- Description of the task -
Gather the lines that hold the string "this".

>> begin Recorded data

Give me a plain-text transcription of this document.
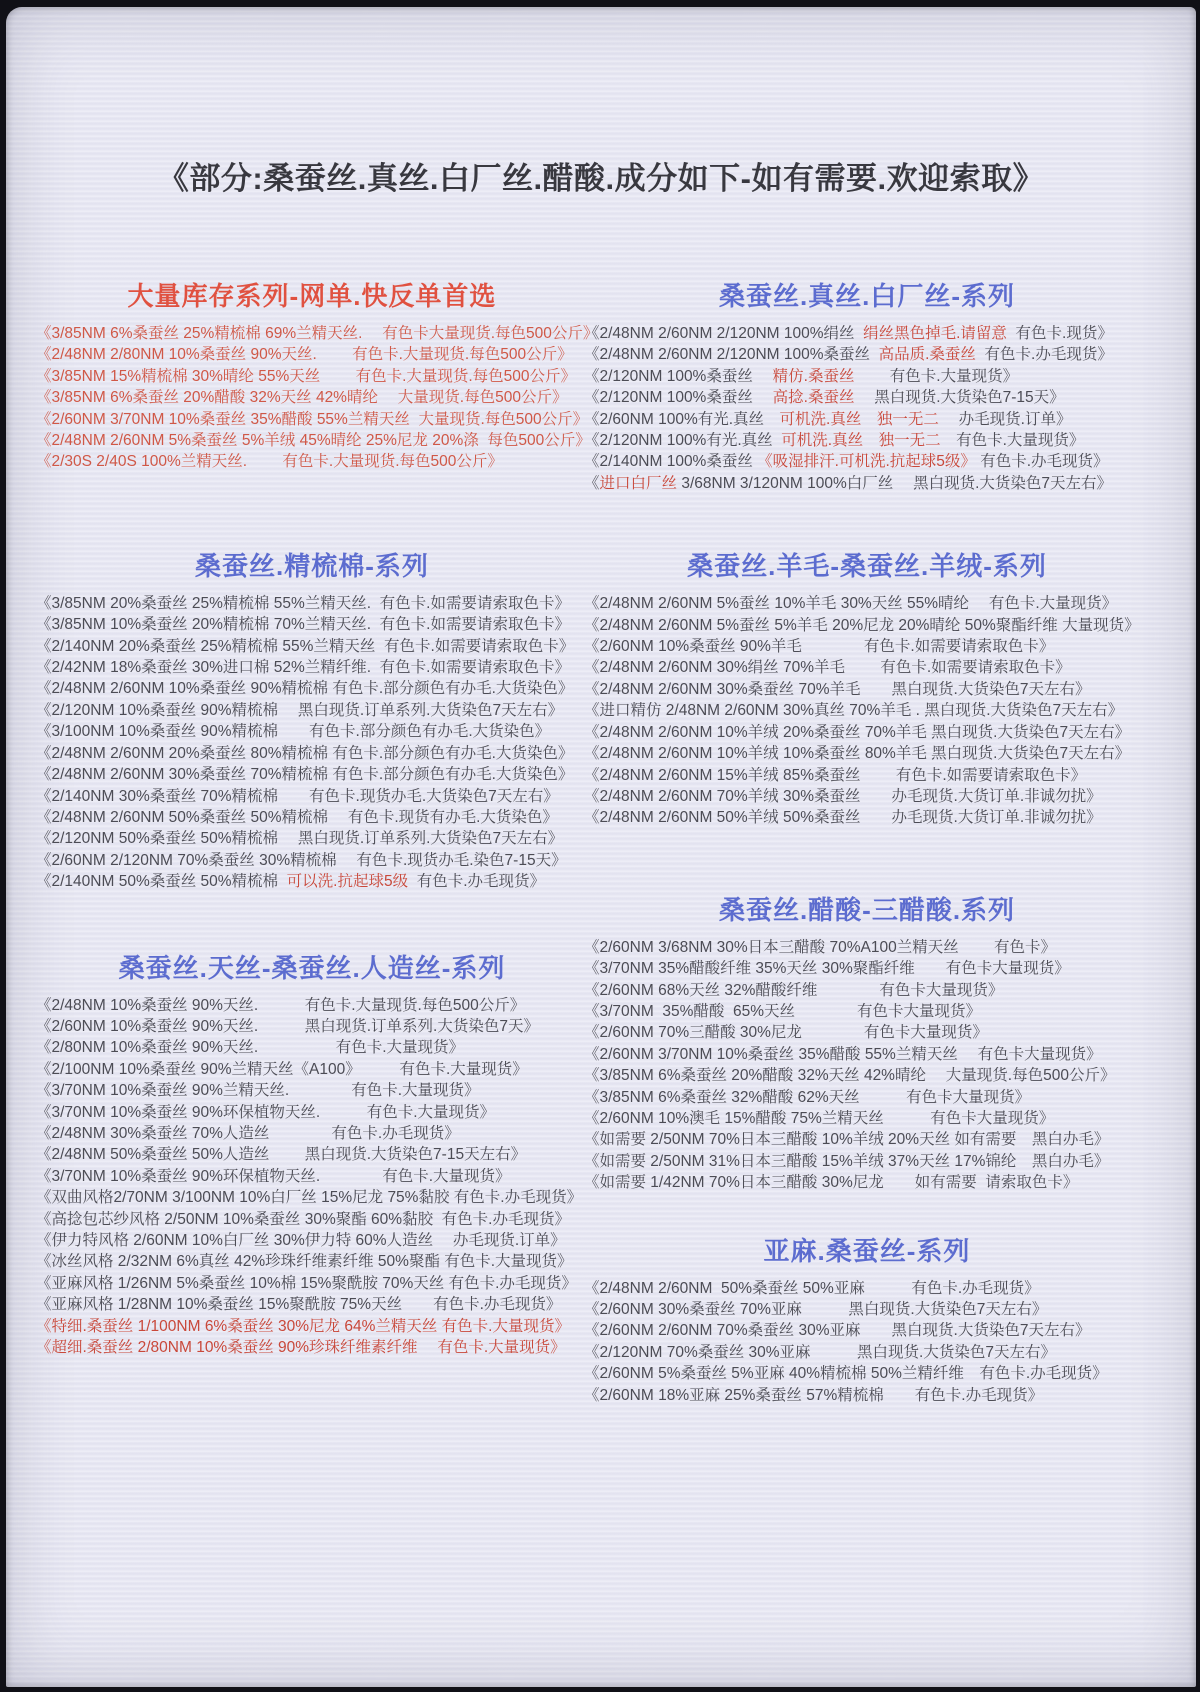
《部分:桑蚕丝.真丝.白厂丝.醋酸.成分如下-如有需要.欢迎索取》
大量库存系列-网单.快反单首选
《3/85NM 6%桑蚕丝 25%精梳棉 69%兰精天丝.　 有色卡大量现货.每色500公斤》
《2/48NM 2/80NM 10%桑蚕丝 90%天丝.　　 有色卡.大量现货.每色500公斤》
《3/85NM 15%精梳棉 30%晴纶 55%天丝　　 有色卡.大量现货.每色500公斤》
《3/85NM 6%桑蚕丝 20%醋酸 32%天丝 42%晴纶　 大量现货.每色500公斤》
《2/60NM 3/70NM 10%桑蚕丝 35%醋酸 55%兰精天丝  大量现货.每色500公斤》
《2/48NM 2/60NM 5%桑蚕丝 5%羊绒 45%晴纶 25%尼龙 20%涤  每色500公斤》
《2/30S 2/40S 100%兰精天丝.　　 有色卡.大量现货.每色500公斤》
桑蚕丝.精梳棉-系列
《3/85NM 20%桑蚕丝 25%精梳棉 55%兰精天丝.  有色卡.如需要请索取色卡》
《3/85NM 10%桑蚕丝 20%精梳棉 70%兰精天丝.  有色卡.如需要请索取色卡》
《2/140NM 20%桑蚕丝 25%精梳棉 55%兰精天丝  有色卡.如需要请索取色卡》
《2/42NM 18%桑蚕丝 30%进口棉 52%兰精纤维.  有色卡.如需要请索取色卡》
《2/48NM 2/60NM 10%桑蚕丝 90%精梳棉 有色卡.部分颜色有办毛.大货染色》
《2/120NM 10%桑蚕丝 90%精梳棉　 黑白现货.订单系列.大货染色7天左右》
《3/100NM 10%桑蚕丝 90%精梳棉　　有色卡.部分颜色有办毛.大货染色》
《2/48NM 2/60NM 20%桑蚕丝 80%精梳棉 有色卡.部分颜色有办毛.大货染色》
《2/48NM 2/60NM 30%桑蚕丝 70%精梳棉 有色卡.部分颜色有办毛.大货染色》
《2/140NM 30%桑蚕丝 70%精梳棉　　有色卡.现货办毛.大货染色7天左右》
《2/48NM 2/60NM 50%桑蚕丝 50%精梳棉　 有色卡.现货有办毛.大货染色》
《2/120NM 50%桑蚕丝 50%精梳棉　 黑白现货.订单系列.大货染色7天左右》
《2/60NM 2/120NM 70%桑蚕丝 30%精梳棉　 有色卡.现货办毛.染色7-15天》
《2/140NM 50%桑蚕丝 50%精梳棉  可以洗.抗起球5级  有色卡.办毛现货》
桑蚕丝.天丝-桑蚕丝.人造丝-系列
《2/48NM 10%桑蚕丝 90%天丝.　　　有色卡.大量现货.每色500公斤》
《2/60NM 10%桑蚕丝 90%天丝.　　　黑白现货.订单系列.大货染色7天》
《2/80NM 10%桑蚕丝 90%天丝.　　　　　有色卡.大量现货》
《2/100NM 10%桑蚕丝 90%兰精天丝《A100》　　　有色卡.大量现货》
《3/70NM 10%桑蚕丝 90%兰精天丝.　　　　有色卡.大量现货》
《3/70NM 10%桑蚕丝 90%环保植物天丝.　　　有色卡.大量现货》
《2/48NM 30%桑蚕丝 70%人造丝　　　　有色卡.办毛现货》
《2/48NM 50%桑蚕丝 50%人造丝　　 黑白现货.大货染色7-15天左右》
《3/70NM 10%桑蚕丝 90%环保植物天丝.　　　　有色卡.大量现货》
《双曲风格2/70NM 3/100NM 10%白厂丝 15%尼龙 75%黏胶 有色卡.办毛现货》
《高捻包芯纱风格 2/50NM 10%桑蚕丝 30%聚酯 60%黏胶  有色卡.办毛现货》
《伊力特风格 2/60NM 10%白厂丝 30%伊力特 60%人造丝　 办毛现货.订单》
《冰丝风格 2/32NM 6%真丝 42%珍珠纤维素纤维 50%聚酯 有色卡.大量现货》
《亚麻风格 1/26NM 5%桑蚕丝 10%棉 15%聚酰胺 70%天丝 有色卡.办毛现货》
《亚麻风格 1/28NM 10%桑蚕丝 15%聚酰胺 75%天丝　　有色卡.办毛现货》
《特细.桑蚕丝 1/100NM 6%桑蚕丝 30%尼龙 64%兰精天丝 有色卡.大量现货》
《超细.桑蚕丝 2/80NM 10%桑蚕丝 90%珍珠纤维素纤维　 有色卡.大量现货》
桑蚕丝.真丝.白厂丝-系列
《2/48NM 2/60NM 2/120NM 100%绢丝  绢丝黑色掉毛.请留意  有色卡.现货》
《2/48NM 2/60NM 2/120NM 100%桑蚕丝  高品质.桑蚕丝  有色卡.办毛现货》
《2/120NM 100%桑蚕丝　 精仿.桑蚕丝　　 有色卡.大量现货》
《2/120NM 100%桑蚕丝　 高捻.桑蚕丝　 黑白现货.大货染色7-15天》
《2/60NM 100%有光.真丝　可机洗.真丝　独一无二　 办毛现货.订单》
《2/120NM 100%有光.真丝  可机洗.真丝　独一无二　有色卡.大量现货》
《2/140NM 100%桑蚕丝 《吸湿排汗.可机洗.抗起球5级》 有色卡.办毛现货》
《进口白厂丝 3/68NM 3/120NM 100%白厂丝　 黑白现货.大货染色7天左右》
桑蚕丝.羊毛-桑蚕丝.羊绒-系列
《2/48NM 2/60NM 5%蚕丝 10%羊毛 30%天丝 55%晴纶　 有色卡.大量现货》
《2/48NM 2/60NM 5%蚕丝 5%羊毛 20%尼龙 20%晴纶 50%聚酯纤维 大量现货》
《2/60NM 10%桑蚕丝 90%羊毛　　　　有色卡.如需要请索取色卡》
《2/48NM 2/60NM 30%绢丝 70%羊毛　　 有色卡.如需要请索取色卡》
《2/48NM 2/60NM 30%桑蚕丝 70%羊毛　　黑白现货.大货染色7天左右》
《进口精仿 2/48NM 2/60NM 30%真丝 70%羊毛 . 黑白现货.大货染色7天左右》
《2/48NM 2/60NM 10%羊绒 20%桑蚕丝 70%羊毛 黑白现货.大货染色7天左右》
《2/48NM 2/60NM 10%羊绒 10%桑蚕丝 80%羊毛 黑白现货.大货染色7天左右》
《2/48NM 2/60NM 15%羊绒 85%桑蚕丝　　 有色卡.如需要请索取色卡》
《2/48NM 2/60NM 70%羊绒 30%桑蚕丝　　办毛现货.大货订单.非诚勿扰》
《2/48NM 2/60NM 50%羊绒 50%桑蚕丝　　办毛现货.大货订单.非诚勿扰》
桑蚕丝.醋酸-三醋酸.系列
《2/60NM 3/68NM 30%日本三醋酸 70%A100兰精天丝　　 有色卡》
《3/70NM 35%醋酸纤维 35%天丝 30%聚酯纤维　　有色卡大量现货》
《2/60NM 68%天丝 32%醋酸纤维　　　　有色卡大量现货》
《3/70NM  35%醋酸  65%天丝　　　　有色卡大量现货》
《2/60NM 70%三醋酸 30%尼龙　　　　有色卡大量现货》
《2/60NM 3/70NM 10%桑蚕丝 35%醋酸 55%兰精天丝　 有色卡大量现货》
《3/85NM 6%桑蚕丝 20%醋酸 32%天丝 42%晴纶　 大量现货.每色500公斤》
《3/85NM 6%桑蚕丝 32%醋酸 62%天丝　　　有色卡大量现货》
《2/60NM 10%澳毛 15%醋酸 75%兰精天丝　　　有色卡大量现货》
《如需要 2/50NM 70%日本三醋酸 10%羊绒 20%天丝 如有需要　黑白办毛》
《如需要 2/50NM 31%日本三醋酸 15%羊绒 37%天丝 17%锦纶　黑白办毛》
《如需要 1/42NM 70%日本三醋酸 30%尼龙　　如有需要  请索取色卡》
亚麻.桑蚕丝-系列
《2/48NM 2/60NM  50%桑蚕丝 50%亚麻　　　有色卡.办毛现货》
《2/60NM 30%桑蚕丝 70%亚麻　　　黑白现货.大货染色7天左右》
《2/60NM 2/60NM 70%桑蚕丝 30%亚麻　　黑白现货.大货染色7天左右》
《2/120NM 70%桑蚕丝 30%亚麻　　　黑白现货.大货染色7天左右》
《2/60NM 5%桑蚕丝 5%亚麻 40%精梳棉 50%兰精纤维　有色卡.办毛现货》
《2/60NM 18%亚麻 25%桑蚕丝 57%精梳棉　　有色卡.办毛现货》
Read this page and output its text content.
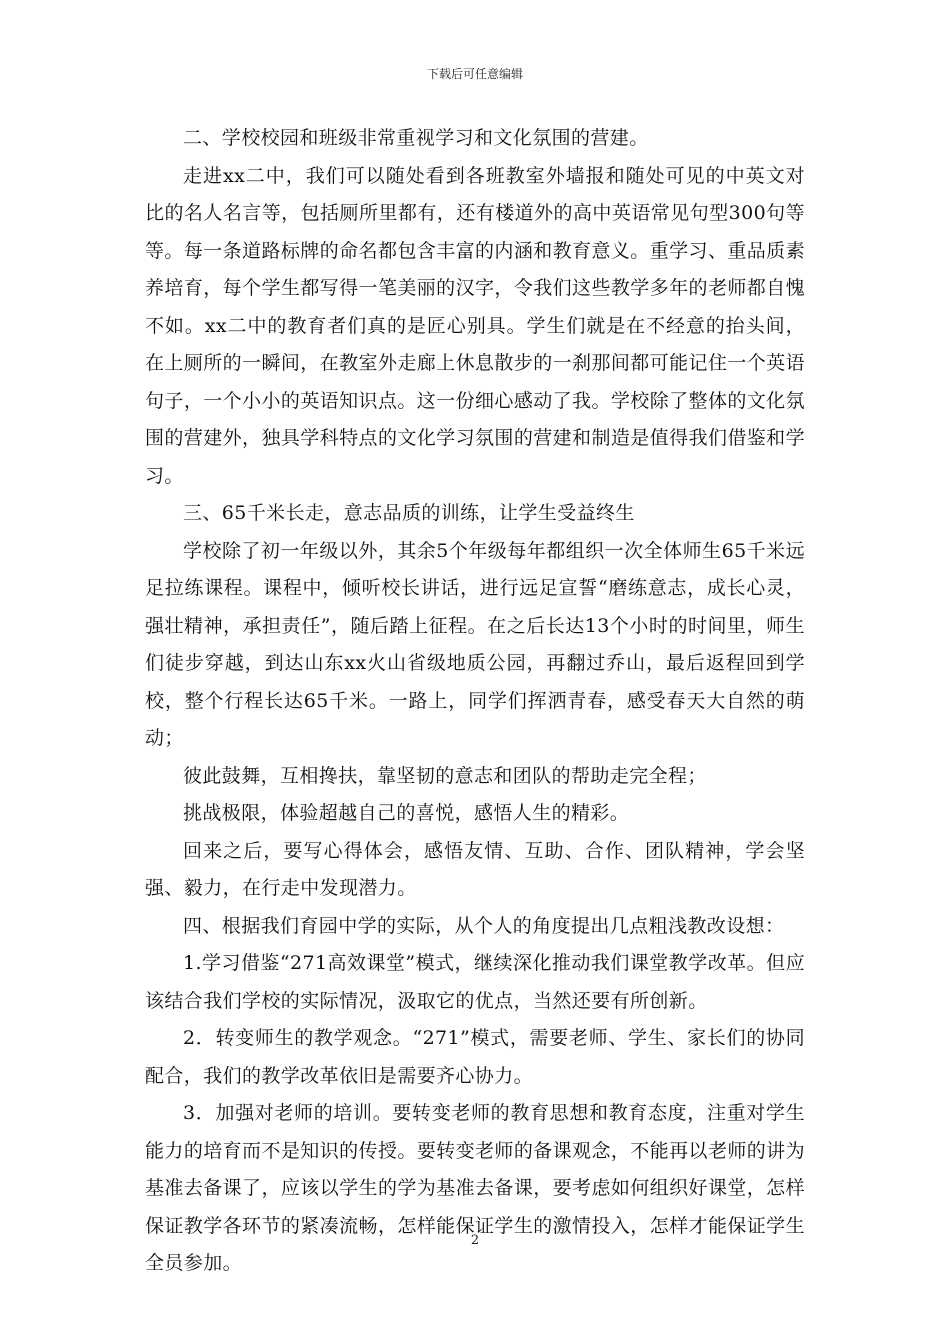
下载后可任意编辑

二、学校校园和班级非常重视学习和文化氛围的营建。

走进xx二中，我们可以随处看到各班教室外墙报和随处可见的中英文对比的名人名言等，包括厕所里都有，还有楼道外的高中英语常见句型300句等等。每一条道路标牌的命名都包含丰富的内涵和教育意义。重学习、重品质素养培育，每个学生都写得一笔美丽的汉字，令我们这些教学多年的老师都自愧不如。xx二中的教育者们真的是匠心别具。学生们就是在不经意的抬头间，在上厕所的一瞬间，在教室外走廊上休息散步的一刹那间都可能记住一个英语句子，一个小小的英语知识点。这一份细心感动了我。学校除了整体的文化氛围的营建外，独具学科特点的文化学习氛围的营建和制造是值得我们借鉴和学习。

三、65千米长走，意志品质的训练，让学生受益终生

学校除了初一年级以外，其余5个年级每年都组织一次全体师生65千米远足拉练课程。课程中，倾听校长讲话，进行远足宣誓“磨练意志，成长心灵，强壮精神，承担责任”，随后踏上征程。在之后长达13个小时的时间里，师生们徒步穿越，到达山东xx火山省级地质公园，再翻过乔山，最后返程回到学校，整个行程长达65千米。一路上，同学们挥洒青春，感受春天大自然的萌动；

彼此鼓舞，互相搀扶，靠坚韧的意志和团队的帮助走完全程；

挑战极限，体验超越自己的喜悦，感悟人生的精彩。

回来之后，要写心得体会，感悟友情、互助、合作、团队精神，学会坚强、毅力，在行走中发现潜力。

四、根据我们育园中学的实际，从个人的角度提出几点粗浅教改设想：

1.学习借鉴“271高效课堂”模式，继续深化推动我们课堂教学改革。但应该结合我们学校的实际情况，汲取它的优点，当然还要有所创新。

2．转变师生的教学观念。“271”模式，需要老师、学生、家长们的协同配合，我们的教学改革依旧是需要齐心协力。

3．加强对老师的培训。要转变老师的教育思想和教育态度，注重对学生能力的培育而不是知识的传授。要转变老师的备课观念，不能再以老师的讲为基准去备课了，应该以学生的学为基准去备课，要考虑如何组织好课堂，怎样保证教学各环节的紧凑流畅，怎样能保证学生的激情投入，怎样才能保证学生全员参加。

2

>> end Recorded data

- Written answer -
Give me a plain-text transcription of this document.
Read this page and output its text content.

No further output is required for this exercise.